TASK DIRECTIONS – Keep the wording of each record exactly the same when you repeat it, and leave out pictures.

Collected data:
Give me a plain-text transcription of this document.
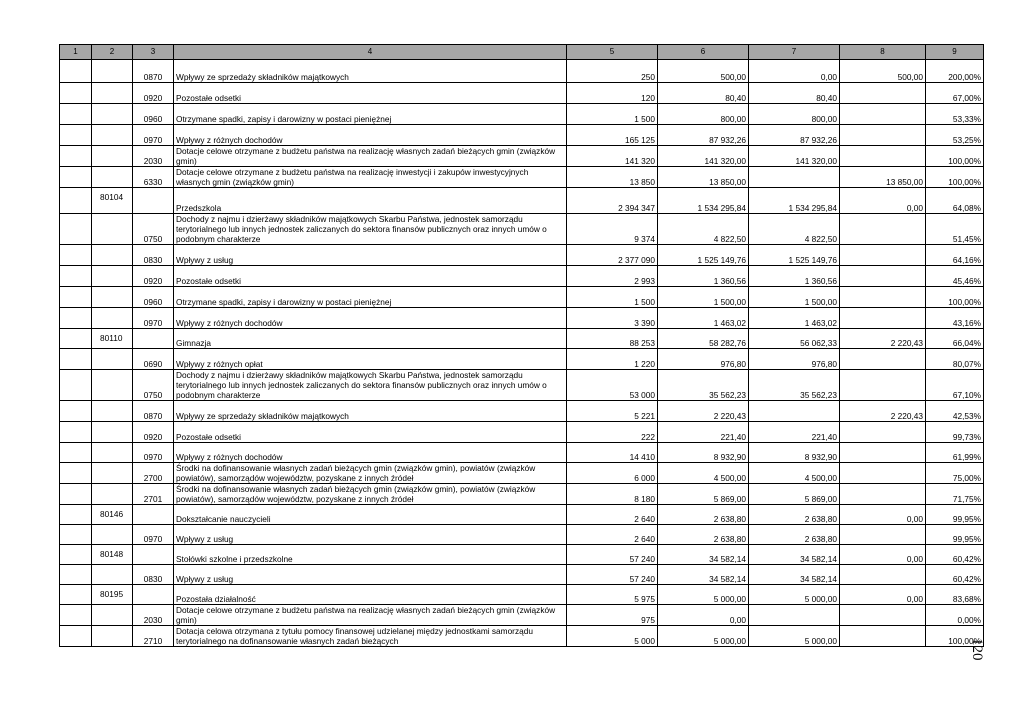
1	2	3	4	5	6	7	8	9
		0870	Wpływy ze sprzedaży składników majątkowych	250	500,00	0,00	500,00	200,00%
		0920	Pozostałe odsetki	120	80,40	80,40		67,00%
		0960	Otrzymane spadki, zapisy i darowizny w postaci pieniężnej	1 500	800,00	800,00		53,33%
		0970	Wpływy z różnych dochodów	165 125	87 932,26	87 932,26		53,25%
		2030	Dotacje celowe otrzymane z budżetu państwa na realizację własnych zadań bieżących gmin (związków gmin)	141 320	141 320,00	141 320,00		100,00%
		6330	Dotacje celowe otrzymane z budżetu państwa na realizację inwestycji i zakupów inwestycyjnych własnych gmin (związków gmin)	13 850	13 850,00		13 850,00	100,00%
	80104		Przedszkola	2 394 347	1 534 295,84	1 534 295,84	0,00	64,08%
		0750	Dochody z najmu i dzierżawy składników majątkowych Skarbu Państwa, jednostek samorządu terytorialnego lub innych jednostek zaliczanych do sektora finansów publicznych oraz innych umów o podobnym charakterze	9 374	4 822,50	4 822,50		51,45%
		0830	Wpływy z usług	2 377 090	1 525 149,76	1 525 149,76		64,16%
		0920	Pozostałe odsetki	2 993	1 360,56	1 360,56		45,46%
		0960	Otrzymane spadki, zapisy i darowizny w postaci pieniężnej	1 500	1 500,00	1 500,00		100,00%
		0970	Wpływy z różnych dochodów	3 390	1 463,02	1 463,02		43,16%
	80110		Gimnazja	88 253	58 282,76	56 062,33	2 220,43	66,04%
		0690	Wpływy z różnych opłat	1 220	976,80	976,80		80,07%
		0750	Dochody z najmu i dzierżawy składników majątkowych Skarbu Państwa, jednostek samorządu terytorialnego lub innych jednostek zaliczanych do sektora finansów publicznych oraz innych umów o podobnym charakterze	53 000	35 562,23	35 562,23		67,10%
		0870	Wpływy ze sprzedaży składników majątkowych	5 221	2 220,43		2 220,43	42,53%
		0920	Pozostałe odsetki	222	221,40	221,40		99,73%
		0970	Wpływy z różnych dochodów	14 410	8 932,90	8 932,90		61,99%
		2700	Środki na dofinansowanie własnych zadań bieżących gmin (związków gmin), powiatów (związków powiatów), samorządów województw, pozyskane z innych źródeł	6 000	4 500,00	4 500,00		75,00%
		2701	Środki na dofinansowanie własnych zadań bieżących gmin (związków gmin), powiatów (związków powiatów), samorządów województw, pozyskane z innych źródeł	8 180	5 869,00	5 869,00		71,75%
	80146		Dokształcanie nauczycieli	2 640	2 638,80	2 638,80	0,00	99,95%
		0970	Wpływy z usług	2 640	2 638,80	2 638,80		99,95%
	80148		Stołówki szkolne i przedszkolne	57 240	34 582,14	34 582,14	0,00	60,42%
		0830	Wpływy z usług	57 240	34 582,14	34 582,14		60,42%
	80195		Pozostała działalność	5 975	5 000,00	5 000,00	0,00	83,68%
		2030	Dotacje celowe otrzymane z budżetu państwa na realizację własnych zadań bieżących gmin (związków gmin)	975	0,00			0,00%
		2710	Dotacja celowa otrzymana z tytułu pomocy finansowej udzielanej między jednostkami samorządu terytorialnego na dofinansowanie własnych zadań bieżących	5 000	5 000,00	5 000,00		100,00%
120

WRITTEN ANSWER –
Give me a plain-text transcription of this document.
1	2	3	4	5	6	7	8	9
		0870	Wpływy ze sprzedaży składników majątkowych	250	500,00	0,00	500,00	200,00%
		0920	Pozostałe odsetki	120	80,40	80,40		67,00%
		0960	Otrzymane spadki, zapisy i darowizny w postaci pieniężnej	1 500	800,00	800,00		53,33%
		0970	Wpływy z różnych dochodów	165 125	87 932,26	87 932,26		53,25%
		2030	Dotacje celowe otrzymane z budżetu państwa na realizację własnych zadań bieżących gmin (związków gmin)	141 320	141 320,00	141 320,00		100,00%
		6330	Dotacje celowe otrzymane z budżetu państwa na realizację inwestycji i zakupów inwestycyjnych własnych gmin (związków gmin)	13 850	13 850,00		13 850,00	100,00%
	80104		Przedszkola	2 394 347	1 534 295,84	1 534 295,84	0,00	64,08%
		0750	Dochody z najmu i dzierżawy składników majątkowych Skarbu Państwa, jednostek samorządu terytorialnego lub innych jednostek zaliczanych do sektora finansów publicznych oraz innych umów o podobnym charakterze	9 374	4 822,50	4 822,50		51,45%
		0830	Wpływy z usług	2 377 090	1 525 149,76	1 525 149,76		64,16%
		0920	Pozostałe odsetki	2 993	1 360,56	1 360,56		45,46%
		0960	Otrzymane spadki, zapisy i darowizny w postaci pieniężnej	1 500	1 500,00	1 500,00		100,00%
		0970	Wpływy z różnych dochodów	3 390	1 463,02	1 463,02		43,16%
	80110		Gimnazja	88 253	58 282,76	56 062,33	2 220,43	66,04%
		0690	Wpływy z różnych opłat	1 220	976,80	976,80		80,07%
		0750	Dochody z najmu i dzierżawy składników majątkowych Skarbu Państwa, jednostek samorządu terytorialnego lub innych jednostek zaliczanych do sektora finansów publicznych oraz innych umów o podobnym charakterze	53 000	35 562,23	35 562,23		67,10%
		0870	Wpływy ze sprzedaży składników majątkowych	5 221	2 220,43		2 220,43	42,53%
		0920	Pozostałe odsetki	222	221,40	221,40		99,73%
		0970	Wpływy z różnych dochodów	14 410	8 932,90	8 932,90		61,99%
		2700	Środki na dofinansowanie własnych zadań bieżących gmin (związków gmin), powiatów (związków powiatów), samorządów województw, pozyskane z innych źródeł	6 000	4 500,00	4 500,00		75,00%
		2701	Środki na dofinansowanie własnych zadań bieżących gmin (związków gmin), powiatów (związków powiatów), samorządów województw, pozyskane z innych źródeł	8 180	5 869,00	5 869,00		71,75%
	80146		Dokształcanie nauczycieli	2 640	2 638,80	2 638,80	0,00	99,95%
		0970	Wpływy z usług	2 640	2 638,80	2 638,80		99,95%
	80148		Stołówki szkolne i przedszkolne	57 240	34 582,14	34 582,14	0,00	60,42%
		0830	Wpływy z usług	57 240	34 582,14	34 582,14		60,42%
	80195		Pozostała działalność	5 975	5 000,00	5 000,00	0,00	83,68%
		2030	Dotacje celowe otrzymane z budżetu państwa na realizację własnych zadań bieżących gmin (związków gmin)	975	0,00			0,00%
		2710	Dotacja celowa otrzymana z tytułu pomocy finansowej udzielanej między jednostkami samorządu terytorialnego na dofinansowanie własnych zadań bieżących	5 000	5 000,00	5 000,00		100,00%
120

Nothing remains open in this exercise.